§ **Exercise prompt**: Omit the pictures and return every entry exactly as written.

§ **Data shown**:
^^^^^^^^^^^^^^^^

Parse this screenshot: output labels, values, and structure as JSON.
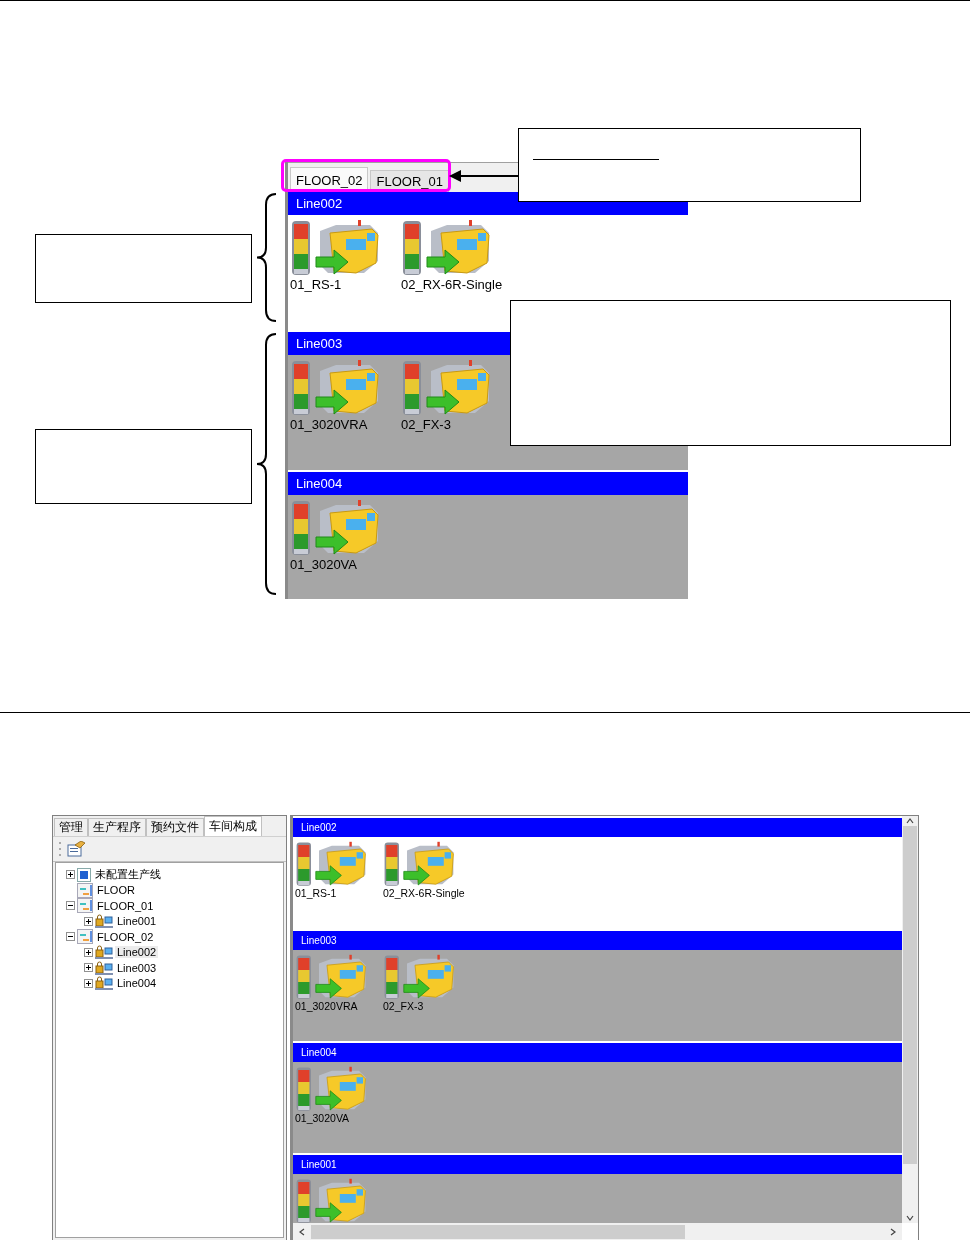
{
  "overview": {
    "tabs": [
      {
        "label": "FLOOR_02",
        "selected": true
      },
      {
        "label": "FLOOR_01",
        "selected": false
      }
    ],
    "lines": [
      {
        "title": "Line002",
        "selected": true,
        "machines": [
          {
            "kind": "machine",
            "name": "01_RS-1"
          },
          {
            "kind": "machine",
            "name": "02_RX-6R-Single"
          }
        ]
      },
      {
        "title": "Line003",
        "selected": false,
        "machines": [
          {
            "kind": "machine",
            "name": "01_3020VRA"
          },
          {
            "kind": "machine",
            "name": "02_FX-3"
          }
        ]
      },
      {
        "title": "Line004",
        "selected": false,
        "machines": [
          {
            "kind": "machine",
            "name": "01_3020VA"
          }
        ]
      }
    ]
  },
  "app": {
    "tabs": [
      {
        "label": "管理",
        "selected": false
      },
      {
        "label": "生产程序",
        "selected": false
      },
      {
        "label": "预约文件",
        "selected": false
      },
      {
        "label": "车间构成",
        "selected": true
      }
    ],
    "tree": [
      {
        "label": "未配置生产线",
        "kind": "unassigned",
        "expanded": false,
        "selected": false
      },
      {
        "label": "FLOOR",
        "kind": "floor",
        "selected": false
      },
      {
        "label": "FLOOR_01",
        "kind": "floor",
        "expanded": true,
        "selected": false,
        "children": [
          {
            "label": "Line001",
            "kind": "line",
            "expanded": false,
            "selected": false
          }
        ]
      },
      {
        "label": "FLOOR_02",
        "kind": "floor",
        "expanded": true,
        "selected": false,
        "children": [
          {
            "label": "Line002",
            "kind": "line",
            "expanded": false,
            "selected": true
          },
          {
            "label": "Line003",
            "kind": "line",
            "expanded": false,
            "selected": false
          },
          {
            "label": "Line004",
            "kind": "line",
            "expanded": false,
            "selected": false
          }
        ]
      }
    ],
    "lines": [
      {
        "title": "Line002",
        "selected": true,
        "machines": [
          {
            "kind": "machine",
            "name": "01_RS-1"
          },
          {
            "kind": "machine",
            "name": "02_RX-6R-Single"
          }
        ]
      },
      {
        "title": "Line003",
        "selected": false,
        "machines": [
          {
            "kind": "machine",
            "name": "01_3020VRA"
          },
          {
            "kind": "machine",
            "name": "02_FX-3"
          }
        ]
      },
      {
        "title": "Line004",
        "selected": false,
        "machines": [
          {
            "kind": "machine",
            "name": "01_3020VA"
          }
        ]
      },
      {
        "title": "Line001",
        "selected": false,
        "machines": [
          {
            "kind": "machine"
          }
        ]
      }
    ]
  }
}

^^^^^^^^^^^^^^^^

§ **Task answer**:
Parse this screenshot: output labels, values, and structure as JSON.
{
  "overview": {
    "tabs": [
      {
        "label": "FLOOR_02",
        "selected": true
      },
      {
        "label": "FLOOR_01",
        "selected": false
      }
    ],
    "lines": [
      {
        "title": "Line002",
        "selected": true,
        "machines": [
          {
            "kind": "machine",
            "name": "01_RS-1"
          },
          {
            "kind": "machine",
            "name": "02_RX-6R-Single"
          }
        ]
      },
      {
        "title": "Line003",
        "selected": false,
        "machines": [
          {
            "kind": "machine",
            "name": "01_3020VRA"
          },
          {
            "kind": "machine",
            "name": "02_FX-3"
          }
        ]
      },
      {
        "title": "Line004",
        "selected": false,
        "machines": [
          {
            "kind": "machine",
            "name": "01_3020VA"
          }
        ]
      }
    ]
  },
  "app": {
    "tabs": [
      {
        "label": "管理",
        "selected": false
      },
      {
        "label": "生产程序",
        "selected": false
      },
      {
        "label": "预约文件",
        "selected": false
      },
      {
        "label": "车间构成",
        "selected": true
      }
    ],
    "tree": [
      {
        "label": "未配置生产线",
        "kind": "unassigned",
        "expanded": false,
        "selected": false
      },
      {
        "label": "FLOOR",
        "kind": "floor",
        "selected": false
      },
      {
        "label": "FLOOR_01",
        "kind": "floor",
        "expanded": true,
        "selected": false,
        "children": [
          {
            "label": "Line001",
            "kind": "line",
            "expanded": false,
            "selected": false
          }
        ]
      },
      {
        "label": "FLOOR_02",
        "kind": "floor",
        "expanded": true,
        "selected": false,
        "children": [
          {
            "label": "Line002",
            "kind": "line",
            "expanded": false,
            "selected": true
          },
          {
            "label": "Line003",
            "kind": "line",
            "expanded": false,
            "selected": false
          },
          {
            "label": "Line004",
            "kind": "line",
            "expanded": false,
            "selected": false
          }
        ]
      }
    ],
    "lines": [
      {
        "title": "Line002",
        "selected": true,
        "machines": [
          {
            "kind": "machine",
            "name": "01_RS-1"
          },
          {
            "kind": "machine",
            "name": "02_RX-6R-Single"
          }
        ]
      },
      {
        "title": "Line003",
        "selected": false,
        "machines": [
          {
            "kind": "machine",
            "name": "01_3020VRA"
          },
          {
            "kind": "machine",
            "name": "02_FX-3"
          }
        ]
      },
      {
        "title": "Line004",
        "selected": false,
        "machines": [
          {
            "kind": "machine",
            "name": "01_3020VA"
          }
        ]
      },
      {
        "title": "Line001",
        "selected": false,
        "machines": [
          {
            "kind": "machine"
          }
        ]
      }
    ]
  }
}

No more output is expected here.